**WORK TO DO**: Exactly as written, transcribe the lines that run from the one containing "OCR this image." to the end of the records below.

--- SUPPLIED RECORDS ---

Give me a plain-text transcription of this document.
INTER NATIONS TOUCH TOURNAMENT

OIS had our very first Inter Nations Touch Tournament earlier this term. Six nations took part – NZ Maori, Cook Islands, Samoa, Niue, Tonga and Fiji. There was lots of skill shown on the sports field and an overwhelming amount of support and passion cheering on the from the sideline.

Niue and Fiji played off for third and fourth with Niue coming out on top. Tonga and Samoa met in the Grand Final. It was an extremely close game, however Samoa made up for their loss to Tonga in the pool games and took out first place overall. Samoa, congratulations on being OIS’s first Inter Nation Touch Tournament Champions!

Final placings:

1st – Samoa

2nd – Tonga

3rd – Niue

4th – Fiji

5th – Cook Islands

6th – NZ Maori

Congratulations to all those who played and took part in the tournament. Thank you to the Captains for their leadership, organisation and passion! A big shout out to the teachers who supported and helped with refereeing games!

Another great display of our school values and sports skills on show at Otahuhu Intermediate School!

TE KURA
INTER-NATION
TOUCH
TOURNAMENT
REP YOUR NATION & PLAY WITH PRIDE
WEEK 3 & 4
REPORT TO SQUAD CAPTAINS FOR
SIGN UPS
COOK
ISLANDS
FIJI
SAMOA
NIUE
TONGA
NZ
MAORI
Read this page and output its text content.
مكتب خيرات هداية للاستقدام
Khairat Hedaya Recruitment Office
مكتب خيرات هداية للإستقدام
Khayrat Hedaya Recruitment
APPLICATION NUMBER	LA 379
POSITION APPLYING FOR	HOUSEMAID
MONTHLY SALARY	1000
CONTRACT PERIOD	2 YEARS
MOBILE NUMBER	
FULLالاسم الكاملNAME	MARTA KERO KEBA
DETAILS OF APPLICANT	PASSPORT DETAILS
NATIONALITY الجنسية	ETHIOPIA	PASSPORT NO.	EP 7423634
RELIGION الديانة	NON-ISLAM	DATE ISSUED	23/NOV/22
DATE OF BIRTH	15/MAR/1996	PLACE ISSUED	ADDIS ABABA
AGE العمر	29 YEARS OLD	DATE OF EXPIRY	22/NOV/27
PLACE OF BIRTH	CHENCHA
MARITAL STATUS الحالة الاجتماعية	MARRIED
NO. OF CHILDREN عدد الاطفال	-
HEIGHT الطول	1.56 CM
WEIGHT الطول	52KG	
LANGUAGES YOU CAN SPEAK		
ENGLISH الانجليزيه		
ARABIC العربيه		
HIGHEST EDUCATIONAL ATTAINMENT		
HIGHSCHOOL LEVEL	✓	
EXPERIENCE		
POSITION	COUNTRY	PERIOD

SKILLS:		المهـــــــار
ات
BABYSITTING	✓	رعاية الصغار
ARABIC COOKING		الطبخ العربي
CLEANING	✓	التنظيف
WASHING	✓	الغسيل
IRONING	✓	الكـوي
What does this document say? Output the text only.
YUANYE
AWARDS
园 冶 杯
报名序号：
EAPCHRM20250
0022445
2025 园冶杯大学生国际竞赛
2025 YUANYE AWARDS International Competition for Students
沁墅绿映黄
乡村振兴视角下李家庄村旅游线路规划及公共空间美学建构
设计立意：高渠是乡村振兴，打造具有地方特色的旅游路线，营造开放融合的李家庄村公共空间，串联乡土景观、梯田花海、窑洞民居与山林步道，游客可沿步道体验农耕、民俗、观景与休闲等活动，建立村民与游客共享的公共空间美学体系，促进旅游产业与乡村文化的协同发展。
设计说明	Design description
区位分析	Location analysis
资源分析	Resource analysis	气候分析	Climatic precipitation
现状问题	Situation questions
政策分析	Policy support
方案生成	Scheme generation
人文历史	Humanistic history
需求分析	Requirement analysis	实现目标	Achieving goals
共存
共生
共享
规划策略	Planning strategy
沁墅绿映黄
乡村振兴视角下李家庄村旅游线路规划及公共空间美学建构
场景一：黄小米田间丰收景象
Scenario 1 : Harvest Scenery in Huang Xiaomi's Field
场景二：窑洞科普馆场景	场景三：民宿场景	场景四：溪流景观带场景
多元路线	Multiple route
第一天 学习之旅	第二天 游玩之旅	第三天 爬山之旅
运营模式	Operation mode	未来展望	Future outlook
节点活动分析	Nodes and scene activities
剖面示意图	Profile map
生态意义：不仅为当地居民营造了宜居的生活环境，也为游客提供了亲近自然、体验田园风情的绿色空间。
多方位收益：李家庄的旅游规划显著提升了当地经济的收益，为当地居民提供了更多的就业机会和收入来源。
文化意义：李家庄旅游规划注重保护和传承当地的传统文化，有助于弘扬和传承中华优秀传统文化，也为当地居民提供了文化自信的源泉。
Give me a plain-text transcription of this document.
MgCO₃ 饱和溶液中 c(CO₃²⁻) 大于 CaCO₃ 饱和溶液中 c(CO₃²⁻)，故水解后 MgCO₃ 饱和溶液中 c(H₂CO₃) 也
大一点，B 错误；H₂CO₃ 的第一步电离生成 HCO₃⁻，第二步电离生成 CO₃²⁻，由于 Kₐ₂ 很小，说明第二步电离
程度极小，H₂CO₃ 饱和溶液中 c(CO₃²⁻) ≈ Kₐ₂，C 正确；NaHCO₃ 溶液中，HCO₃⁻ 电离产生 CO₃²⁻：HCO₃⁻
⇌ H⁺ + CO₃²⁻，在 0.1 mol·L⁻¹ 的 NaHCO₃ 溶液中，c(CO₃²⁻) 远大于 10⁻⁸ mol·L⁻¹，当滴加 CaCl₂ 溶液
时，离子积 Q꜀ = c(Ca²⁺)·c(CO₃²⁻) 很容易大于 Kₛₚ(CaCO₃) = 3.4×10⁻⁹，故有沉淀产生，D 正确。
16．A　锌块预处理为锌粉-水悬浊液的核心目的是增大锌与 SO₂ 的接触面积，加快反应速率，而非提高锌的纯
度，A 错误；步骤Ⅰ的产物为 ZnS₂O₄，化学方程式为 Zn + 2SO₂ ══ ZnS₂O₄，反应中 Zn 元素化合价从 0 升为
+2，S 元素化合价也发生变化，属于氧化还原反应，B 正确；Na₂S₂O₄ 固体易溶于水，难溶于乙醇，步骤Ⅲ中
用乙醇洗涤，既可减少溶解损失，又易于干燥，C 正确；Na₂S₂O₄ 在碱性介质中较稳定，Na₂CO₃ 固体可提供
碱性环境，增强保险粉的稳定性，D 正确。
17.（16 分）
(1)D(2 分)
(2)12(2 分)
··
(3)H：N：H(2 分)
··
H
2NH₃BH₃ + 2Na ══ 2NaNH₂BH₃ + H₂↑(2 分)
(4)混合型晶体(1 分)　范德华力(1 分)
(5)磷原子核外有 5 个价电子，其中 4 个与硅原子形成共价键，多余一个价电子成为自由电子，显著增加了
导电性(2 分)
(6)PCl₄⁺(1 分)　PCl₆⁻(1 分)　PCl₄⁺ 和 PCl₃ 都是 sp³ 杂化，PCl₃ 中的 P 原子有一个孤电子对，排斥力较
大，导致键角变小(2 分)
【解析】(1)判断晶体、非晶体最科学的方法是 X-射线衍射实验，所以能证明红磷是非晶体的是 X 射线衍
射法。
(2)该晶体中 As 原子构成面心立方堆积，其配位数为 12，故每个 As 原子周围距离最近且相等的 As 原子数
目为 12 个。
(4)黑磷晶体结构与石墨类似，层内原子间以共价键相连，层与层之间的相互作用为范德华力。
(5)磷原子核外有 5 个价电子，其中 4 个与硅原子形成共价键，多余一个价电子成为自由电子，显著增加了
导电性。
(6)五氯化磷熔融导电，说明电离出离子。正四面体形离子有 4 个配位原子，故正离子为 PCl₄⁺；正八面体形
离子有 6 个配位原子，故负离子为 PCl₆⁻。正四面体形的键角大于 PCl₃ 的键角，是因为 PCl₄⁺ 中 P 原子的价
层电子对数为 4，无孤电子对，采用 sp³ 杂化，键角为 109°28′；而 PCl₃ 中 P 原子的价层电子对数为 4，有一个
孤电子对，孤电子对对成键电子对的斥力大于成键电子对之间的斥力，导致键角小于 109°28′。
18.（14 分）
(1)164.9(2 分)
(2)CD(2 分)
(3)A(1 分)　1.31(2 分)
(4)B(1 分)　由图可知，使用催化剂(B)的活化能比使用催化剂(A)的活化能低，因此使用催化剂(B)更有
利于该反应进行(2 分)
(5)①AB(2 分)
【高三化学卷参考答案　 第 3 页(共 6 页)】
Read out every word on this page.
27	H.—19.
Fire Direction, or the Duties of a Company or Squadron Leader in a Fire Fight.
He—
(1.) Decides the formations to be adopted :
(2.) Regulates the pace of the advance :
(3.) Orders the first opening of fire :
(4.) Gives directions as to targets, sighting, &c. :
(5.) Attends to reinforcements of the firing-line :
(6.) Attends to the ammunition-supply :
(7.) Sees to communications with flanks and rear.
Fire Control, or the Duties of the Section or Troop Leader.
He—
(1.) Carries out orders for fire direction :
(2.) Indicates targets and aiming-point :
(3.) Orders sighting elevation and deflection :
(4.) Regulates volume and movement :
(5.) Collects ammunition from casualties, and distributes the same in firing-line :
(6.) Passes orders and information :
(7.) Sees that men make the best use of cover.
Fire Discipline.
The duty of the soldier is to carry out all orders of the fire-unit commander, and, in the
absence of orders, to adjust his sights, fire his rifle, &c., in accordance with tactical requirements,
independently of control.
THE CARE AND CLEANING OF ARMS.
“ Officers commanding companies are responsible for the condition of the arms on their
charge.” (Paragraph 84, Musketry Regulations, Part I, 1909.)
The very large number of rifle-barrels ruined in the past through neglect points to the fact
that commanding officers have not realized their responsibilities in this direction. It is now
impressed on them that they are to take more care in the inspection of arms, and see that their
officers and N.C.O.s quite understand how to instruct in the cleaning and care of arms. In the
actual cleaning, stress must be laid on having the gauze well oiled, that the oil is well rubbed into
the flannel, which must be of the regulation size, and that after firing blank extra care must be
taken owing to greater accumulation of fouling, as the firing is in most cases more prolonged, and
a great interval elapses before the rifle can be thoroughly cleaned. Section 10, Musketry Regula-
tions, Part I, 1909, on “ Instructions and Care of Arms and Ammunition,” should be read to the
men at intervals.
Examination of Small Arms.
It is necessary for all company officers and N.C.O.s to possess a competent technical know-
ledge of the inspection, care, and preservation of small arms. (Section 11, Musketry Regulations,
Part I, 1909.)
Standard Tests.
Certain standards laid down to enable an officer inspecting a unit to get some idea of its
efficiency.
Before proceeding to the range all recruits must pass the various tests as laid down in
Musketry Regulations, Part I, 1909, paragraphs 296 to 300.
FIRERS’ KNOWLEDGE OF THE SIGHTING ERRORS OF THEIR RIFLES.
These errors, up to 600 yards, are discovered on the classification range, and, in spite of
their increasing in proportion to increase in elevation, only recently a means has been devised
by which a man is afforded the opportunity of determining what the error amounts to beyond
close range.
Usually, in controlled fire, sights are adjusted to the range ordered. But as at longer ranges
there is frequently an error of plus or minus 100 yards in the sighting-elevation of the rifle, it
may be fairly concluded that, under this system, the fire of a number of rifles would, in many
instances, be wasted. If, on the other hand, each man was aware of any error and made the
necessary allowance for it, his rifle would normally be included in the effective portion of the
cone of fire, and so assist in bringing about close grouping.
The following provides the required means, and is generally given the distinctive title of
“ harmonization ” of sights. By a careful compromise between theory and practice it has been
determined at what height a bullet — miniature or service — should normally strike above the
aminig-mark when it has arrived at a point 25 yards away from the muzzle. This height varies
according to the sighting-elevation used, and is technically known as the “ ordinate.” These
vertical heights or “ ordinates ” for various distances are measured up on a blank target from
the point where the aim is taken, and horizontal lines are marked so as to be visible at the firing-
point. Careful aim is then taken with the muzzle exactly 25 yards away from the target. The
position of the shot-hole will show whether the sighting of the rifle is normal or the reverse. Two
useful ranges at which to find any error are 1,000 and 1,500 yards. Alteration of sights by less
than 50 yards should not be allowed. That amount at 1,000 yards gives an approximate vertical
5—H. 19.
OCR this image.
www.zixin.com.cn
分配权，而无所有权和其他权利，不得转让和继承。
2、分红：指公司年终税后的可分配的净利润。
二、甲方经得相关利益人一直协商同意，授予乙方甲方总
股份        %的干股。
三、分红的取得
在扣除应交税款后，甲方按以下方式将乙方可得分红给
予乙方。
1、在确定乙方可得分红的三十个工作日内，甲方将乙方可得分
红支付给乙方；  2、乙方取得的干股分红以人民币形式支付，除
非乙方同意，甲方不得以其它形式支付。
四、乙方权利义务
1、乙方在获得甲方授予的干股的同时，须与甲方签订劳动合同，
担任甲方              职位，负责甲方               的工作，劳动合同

---

**SOLUTION**:
OCR this image.
www.zixin.com.cn
分配权，而无所有权和其他权利，不得转让和继承。
2、分红：指公司年终税后的可分配的净利润。
二、甲方经得相关利益人一直协商同意，授予乙方甲方总
股份        %的干股。
三、分红的取得
在扣除应交税款后，甲方按以下方式将乙方可得分红给
予乙方。
1、在确定乙方可得分红的三十个工作日内，甲方将乙方可得分
红支付给乙方；  2、乙方取得的干股分红以人民币形式支付，除
非乙方同意，甲方不得以其它形式支付。
四、乙方权利义务
1、乙方在获得甲方授予的干股的同时，须与甲方签订劳动合同，
担任甲方              职位，负责甲方               的工作，劳动合同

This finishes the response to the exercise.